» **TASK DETAILS**
Compile every line that includes the word "Compras".
* Start *
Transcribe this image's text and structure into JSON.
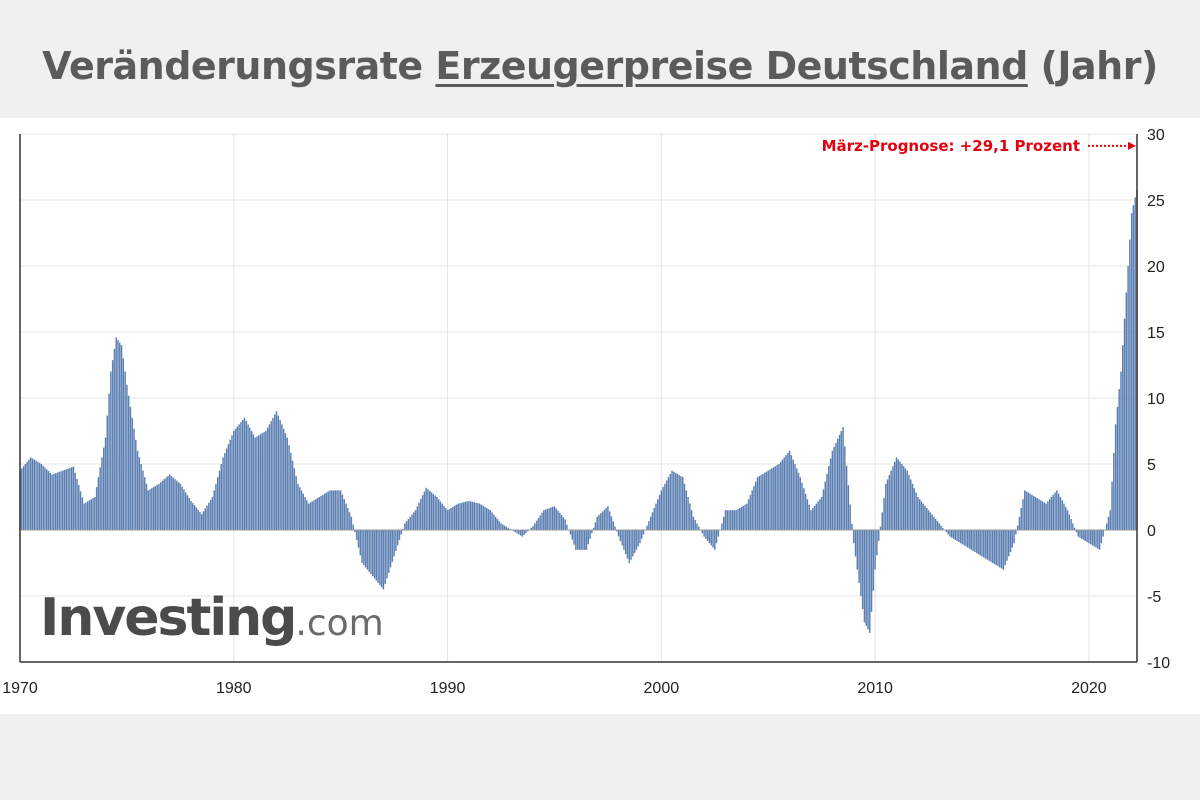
{
  "title": {
    "part1": "Veränderungsrate ",
    "part2": "Erzeugerpreise Deutschland",
    "part3": " (Jahr)"
  },
  "logo": {
    "brand": "Investing",
    "tld": ".com"
  },
  "annotation": {
    "text": "März-Prognose: +29,1 Prozent"
  },
  "colors": {
    "bar": "#5b7fb2",
    "annotation": "#e3000f",
    "grid": "#e4e4e4"
  },
  "chart_data": {
    "type": "bar",
    "title": "Veränderungsrate Erzeugerpreise Deutschland (Jahr)",
    "xlabel": "",
    "ylabel": "",
    "x_ticks": [
      "1970",
      "1980",
      "1990",
      "2000",
      "2010",
      "2020"
    ],
    "y_ticks": [
      "30",
      "25",
      "20",
      "15",
      "10",
      "5",
      "0",
      "-5",
      "-10"
    ],
    "ylim": [
      -10,
      30
    ],
    "xlim": [
      1970,
      2022.25
    ],
    "grid": true,
    "y_axis_side": "right",
    "x": [
      1970.0,
      1970.5,
      1971.0,
      1971.5,
      1972.0,
      1972.5,
      1973.0,
      1973.5,
      1974.0,
      1974.25,
      1974.5,
      1974.75,
      1975.0,
      1975.5,
      1976.0,
      1976.5,
      1977.0,
      1977.5,
      1978.0,
      1978.5,
      1979.0,
      1979.5,
      1980.0,
      1980.5,
      1981.0,
      1981.5,
      1982.0,
      1982.5,
      1983.0,
      1983.5,
      1984.0,
      1984.5,
      1985.0,
      1985.5,
      1986.0,
      1986.5,
      1987.0,
      1987.5,
      1988.0,
      1988.5,
      1989.0,
      1989.5,
      1990.0,
      1990.5,
      1991.0,
      1991.5,
      1992.0,
      1992.5,
      1993.0,
      1993.5,
      1994.0,
      1994.5,
      1995.0,
      1995.5,
      1996.0,
      1996.5,
      1997.0,
      1997.5,
      1998.0,
      1998.5,
      1999.0,
      1999.5,
      2000.0,
      2000.5,
      2001.0,
      2001.5,
      2002.0,
      2002.5,
      2003.0,
      2003.5,
      2004.0,
      2004.5,
      2005.0,
      2005.5,
      2006.0,
      2006.5,
      2007.0,
      2007.5,
      2008.0,
      2008.5,
      2009.0,
      2009.5,
      2009.75,
      2010.0,
      2010.5,
      2011.0,
      2011.5,
      2012.0,
      2012.5,
      2013.0,
      2013.5,
      2014.0,
      2014.5,
      2015.0,
      2015.5,
      2016.0,
      2016.5,
      2017.0,
      2017.5,
      2018.0,
      2018.5,
      2019.0,
      2019.5,
      2020.0,
      2020.5,
      2021.0,
      2021.25,
      2021.5,
      2021.75,
      2022.0,
      2022.25
    ],
    "series": [
      {
        "values": [
          4.5,
          5.5,
          5.0,
          4.2,
          4.5,
          4.8,
          2.0,
          2.5,
          7.0,
          12.0,
          14.6,
          14.0,
          11.0,
          6.0,
          3.0,
          3.5,
          4.2,
          3.5,
          2.2,
          1.2,
          2.5,
          5.5,
          7.5,
          8.5,
          7.0,
          7.5,
          9.0,
          7.0,
          3.5,
          2.0,
          2.5,
          3.0,
          3.0,
          1.0,
          -2.5,
          -3.5,
          -4.5,
          -2.0,
          0.5,
          1.5,
          3.2,
          2.5,
          1.5,
          2.0,
          2.2,
          2.0,
          1.5,
          0.5,
          0.0,
          -0.5,
          0.3,
          1.5,
          1.8,
          0.8,
          -1.5,
          -1.5,
          1.0,
          1.8,
          -0.5,
          -2.5,
          -1.0,
          1.0,
          3.0,
          4.5,
          4.0,
          1.0,
          -0.5,
          -1.5,
          1.5,
          1.5,
          2.0,
          4.0,
          4.5,
          5.0,
          6.0,
          4.0,
          1.5,
          2.5,
          6.0,
          7.8,
          -1.0,
          -7.0,
          -7.8,
          -3.0,
          3.5,
          5.5,
          4.5,
          2.5,
          1.5,
          0.5,
          -0.5,
          -1.0,
          -1.5,
          -2.0,
          -2.5,
          -3.0,
          -1.0,
          3.0,
          2.5,
          2.0,
          3.0,
          1.5,
          -0.5,
          -1.0,
          -1.5,
          1.5,
          8.0,
          12.0,
          18.0,
          24.0,
          25.8
        ]
      }
    ],
    "annotations": [
      {
        "text": "März-Prognose: +29,1 Prozent",
        "value": 29.1,
        "placement": "top-right"
      }
    ]
  }
}
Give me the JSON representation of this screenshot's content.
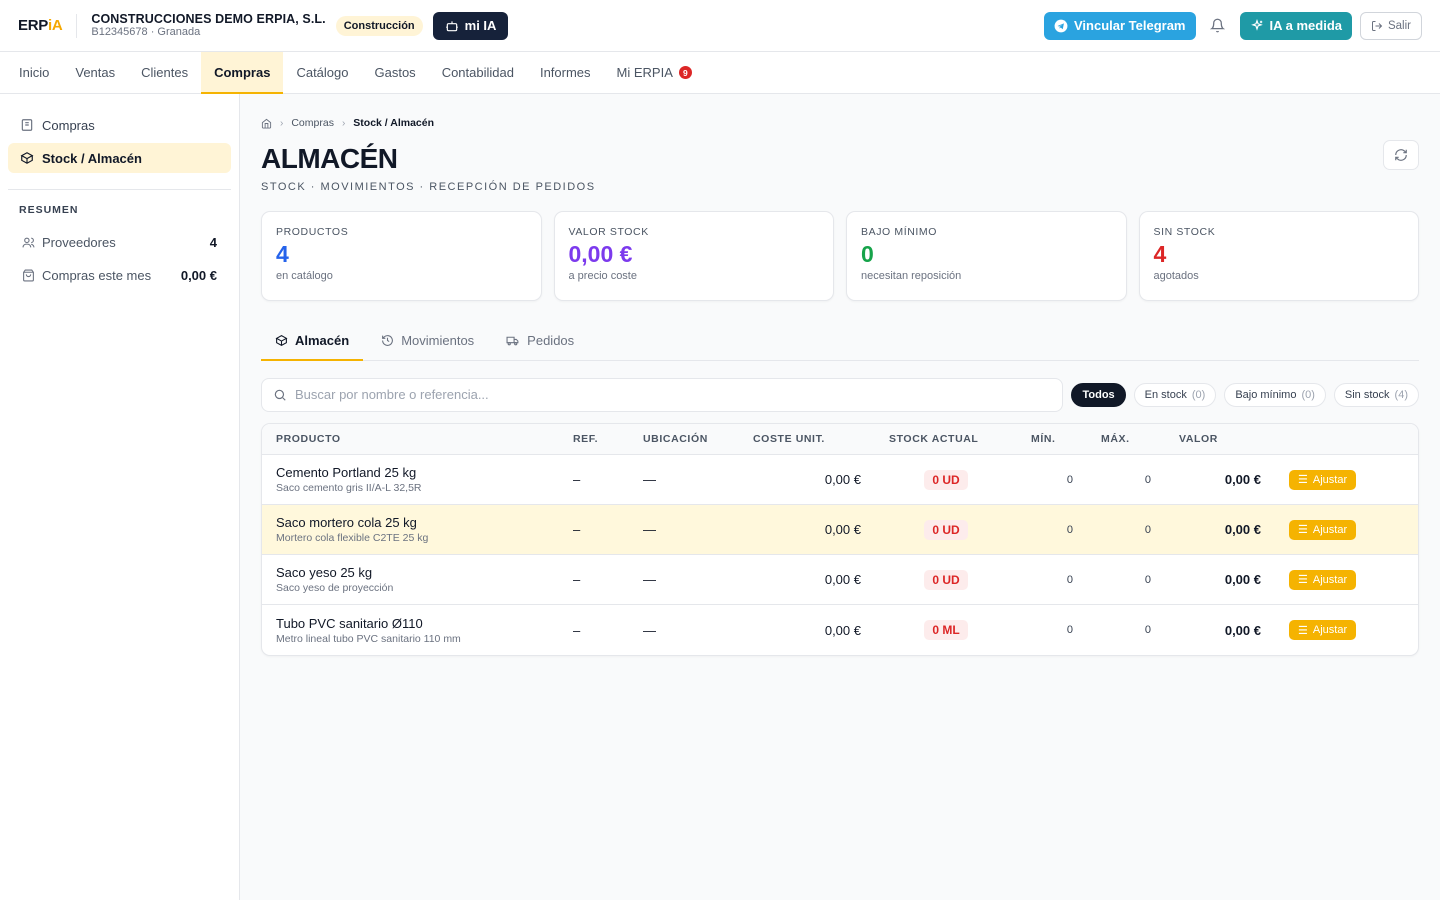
{
  "header": {
    "logo_main": "ERP",
    "logo_accent": "iA",
    "company_name": "CONSTRUCCIONES DEMO ERPIA, S.L.",
    "company_sub": "B12345678 · Granada",
    "sector_badge": "Construcción",
    "mia_label": "mi IA",
    "telegram_label": "Vincular Telegram",
    "ia_medida_label": "IA a medida",
    "salir_label": "Salir"
  },
  "nav": {
    "items": [
      {
        "label": "Inicio"
      },
      {
        "label": "Ventas"
      },
      {
        "label": "Clientes"
      },
      {
        "label": "Compras"
      },
      {
        "label": "Catálogo"
      },
      {
        "label": "Gastos"
      },
      {
        "label": "Contabilidad"
      },
      {
        "label": "Informes"
      },
      {
        "label": "Mi ERPIA"
      }
    ],
    "mi_erpia_badge": "9"
  },
  "sidebar": {
    "items": [
      {
        "label": "Compras"
      },
      {
        "label": "Stock / Almacén"
      }
    ],
    "section_title": "RESUMEN",
    "stats": [
      {
        "label": "Proveedores",
        "value": "4"
      },
      {
        "label": "Compras este mes",
        "value": "0,00 €"
      }
    ]
  },
  "breadcrumb": {
    "level1": "Compras",
    "level2": "Stock / Almacén"
  },
  "page": {
    "title": "ALMACÉN",
    "subtitle": "STOCK · MOVIMIENTOS · RECEPCIÓN DE PEDIDOS"
  },
  "cards": [
    {
      "title": "PRODUCTOS",
      "value": "4",
      "sub": "en catálogo",
      "color": "#2563eb"
    },
    {
      "title": "VALOR STOCK",
      "value": "0,00 €",
      "sub": "a precio coste",
      "color": "#7c3aed"
    },
    {
      "title": "BAJO MÍNIMO",
      "value": "0",
      "sub": "necesitan reposición",
      "color": "#16a34a"
    },
    {
      "title": "SIN STOCK",
      "value": "4",
      "sub": "agotados",
      "color": "#dc2626"
    }
  ],
  "tabs": [
    {
      "label": "Almacén"
    },
    {
      "label": "Movimientos"
    },
    {
      "label": "Pedidos"
    }
  ],
  "search": {
    "placeholder": "Buscar por nombre o referencia..."
  },
  "filters": [
    {
      "label": "Todos",
      "count": ""
    },
    {
      "label": "En stock",
      "count": "(0)"
    },
    {
      "label": "Bajo mínimo",
      "count": "(0)"
    },
    {
      "label": "Sin stock",
      "count": "(4)"
    }
  ],
  "table": {
    "columns": [
      "PRODUCTO",
      "REF.",
      "UBICACIÓN",
      "COSTE UNIT.",
      "STOCK ACTUAL",
      "MÍN.",
      "MÁX.",
      "VALOR"
    ],
    "action_label": "Ajustar",
    "rows": [
      {
        "name": "Cemento Portland 25 kg",
        "desc": "Saco cemento gris II/A-L 32,5R",
        "ref": "–",
        "ubicacion": "—",
        "coste": "0,00 €",
        "stock": "0 UD",
        "min": "0",
        "max": "0",
        "valor": "0,00 €"
      },
      {
        "name": "Saco mortero cola 25 kg",
        "desc": "Mortero cola flexible C2TE 25 kg",
        "ref": "–",
        "ubicacion": "—",
        "coste": "0,00 €",
        "stock": "0 UD",
        "min": "0",
        "max": "0",
        "valor": "0,00 €"
      },
      {
        "name": "Saco yeso 25 kg",
        "desc": "Saco yeso de proyección",
        "ref": "–",
        "ubicacion": "—",
        "coste": "0,00 €",
        "stock": "0 UD",
        "min": "0",
        "max": "0",
        "valor": "0,00 €"
      },
      {
        "name": "Tubo PVC sanitario Ø110",
        "desc": "Metro lineal tubo PVC sanitario 110 mm",
        "ref": "–",
        "ubicacion": "—",
        "coste": "0,00 €",
        "stock": "0 ML",
        "min": "0",
        "max": "0",
        "valor": "0,00 €"
      }
    ]
  }
}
* End *
» **RESULT FOR THIS EXERCISE**
        "label": "Compras"
        "label": "Compras"
        "label": "Compras este mes",
    "level1": "Compras",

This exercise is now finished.